What you need to do: Find every line in the records below that holds the word "heading" and copy it.

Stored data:

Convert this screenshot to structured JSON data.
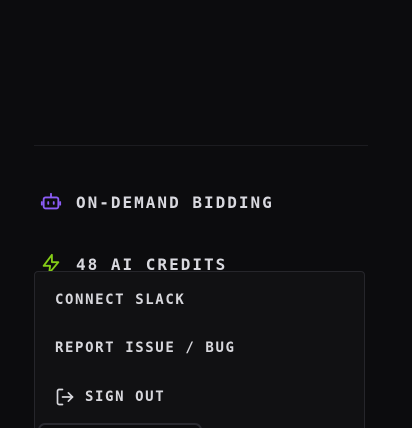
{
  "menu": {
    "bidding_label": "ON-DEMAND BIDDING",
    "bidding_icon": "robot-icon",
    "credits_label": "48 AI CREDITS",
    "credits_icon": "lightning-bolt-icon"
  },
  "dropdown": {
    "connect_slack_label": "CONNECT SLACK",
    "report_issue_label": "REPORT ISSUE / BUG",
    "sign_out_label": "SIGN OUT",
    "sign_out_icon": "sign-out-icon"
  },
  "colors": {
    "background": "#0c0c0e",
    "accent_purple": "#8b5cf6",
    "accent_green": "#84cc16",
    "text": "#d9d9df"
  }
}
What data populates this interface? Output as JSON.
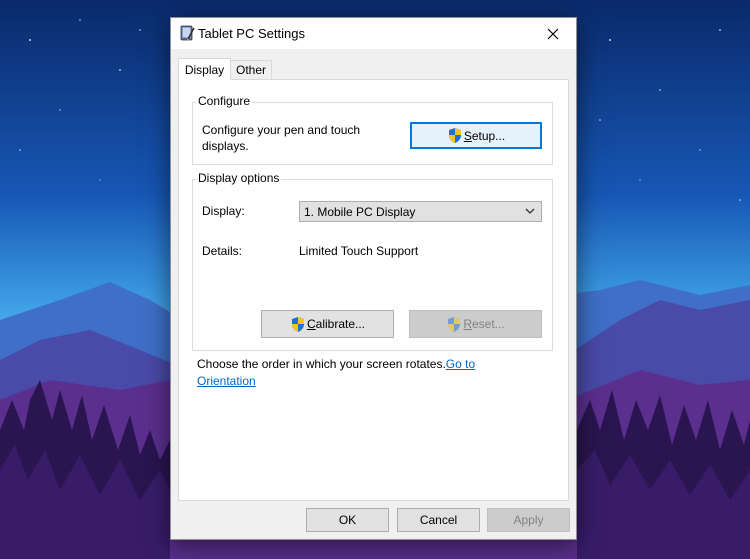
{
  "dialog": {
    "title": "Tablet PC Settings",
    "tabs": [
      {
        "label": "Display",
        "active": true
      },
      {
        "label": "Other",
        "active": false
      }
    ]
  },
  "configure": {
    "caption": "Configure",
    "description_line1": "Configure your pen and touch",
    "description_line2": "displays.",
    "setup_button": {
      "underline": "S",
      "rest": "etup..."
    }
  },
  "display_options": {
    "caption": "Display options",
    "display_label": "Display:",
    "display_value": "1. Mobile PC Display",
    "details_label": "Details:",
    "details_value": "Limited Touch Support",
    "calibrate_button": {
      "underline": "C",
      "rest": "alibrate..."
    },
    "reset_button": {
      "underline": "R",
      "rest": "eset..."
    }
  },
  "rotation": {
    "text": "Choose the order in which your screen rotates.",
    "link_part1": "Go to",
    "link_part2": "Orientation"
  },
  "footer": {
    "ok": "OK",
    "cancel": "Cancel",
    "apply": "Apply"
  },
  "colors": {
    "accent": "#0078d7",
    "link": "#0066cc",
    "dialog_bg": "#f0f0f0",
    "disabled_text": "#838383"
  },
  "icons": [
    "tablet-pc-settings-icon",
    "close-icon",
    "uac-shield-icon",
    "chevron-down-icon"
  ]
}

==

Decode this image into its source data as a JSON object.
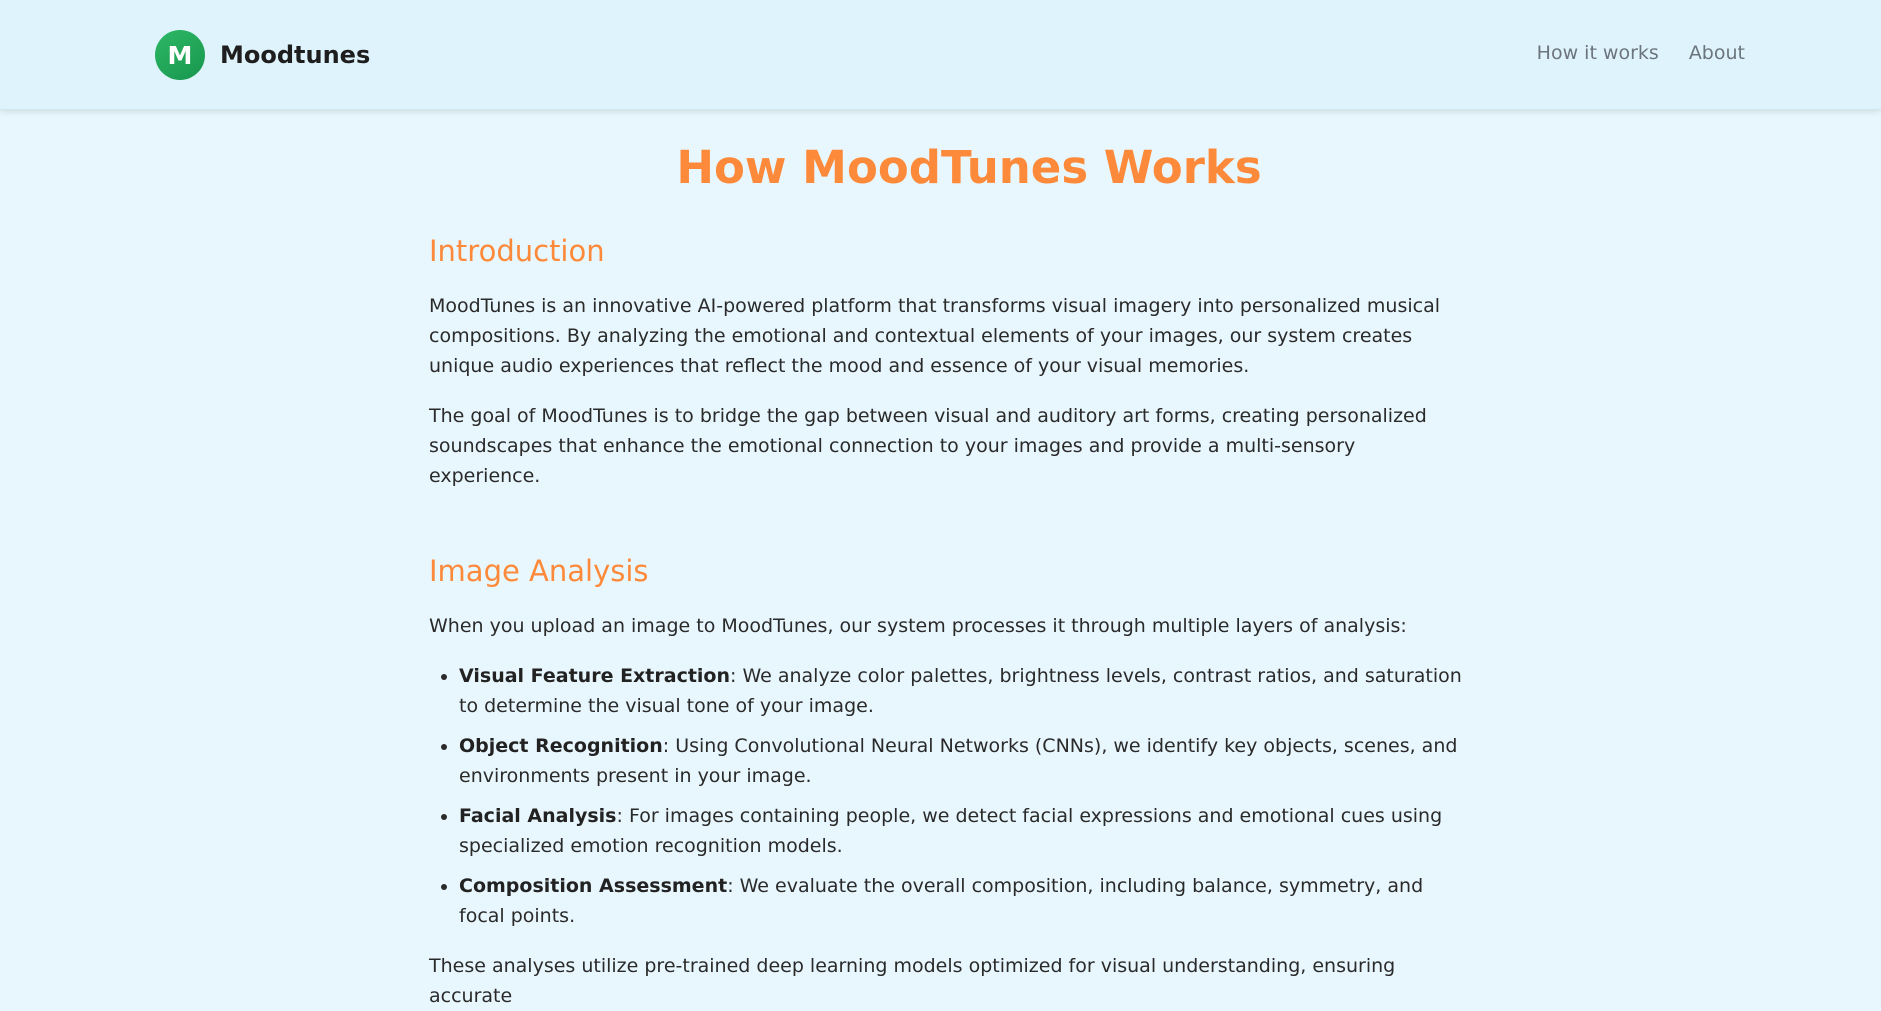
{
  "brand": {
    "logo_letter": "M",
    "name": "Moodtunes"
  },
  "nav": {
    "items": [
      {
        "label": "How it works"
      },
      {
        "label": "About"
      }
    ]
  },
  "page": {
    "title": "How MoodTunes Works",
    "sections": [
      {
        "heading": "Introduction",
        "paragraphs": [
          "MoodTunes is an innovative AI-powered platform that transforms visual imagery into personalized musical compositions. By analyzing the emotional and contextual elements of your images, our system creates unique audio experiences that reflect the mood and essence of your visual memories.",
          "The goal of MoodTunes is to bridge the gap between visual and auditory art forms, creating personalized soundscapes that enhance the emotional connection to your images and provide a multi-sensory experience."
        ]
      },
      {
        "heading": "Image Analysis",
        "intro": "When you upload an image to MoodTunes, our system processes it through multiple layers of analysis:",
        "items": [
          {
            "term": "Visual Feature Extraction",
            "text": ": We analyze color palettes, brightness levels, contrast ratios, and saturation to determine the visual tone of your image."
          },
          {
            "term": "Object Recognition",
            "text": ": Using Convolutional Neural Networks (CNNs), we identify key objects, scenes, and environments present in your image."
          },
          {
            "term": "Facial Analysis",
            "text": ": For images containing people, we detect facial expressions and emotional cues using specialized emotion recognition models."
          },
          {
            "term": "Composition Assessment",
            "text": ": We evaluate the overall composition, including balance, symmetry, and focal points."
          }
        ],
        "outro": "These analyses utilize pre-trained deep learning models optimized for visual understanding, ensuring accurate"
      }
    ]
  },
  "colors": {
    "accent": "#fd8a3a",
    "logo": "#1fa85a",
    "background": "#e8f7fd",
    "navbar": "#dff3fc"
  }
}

Task result:
        "heading": "Introduction",
        "heading": "Image Analysis",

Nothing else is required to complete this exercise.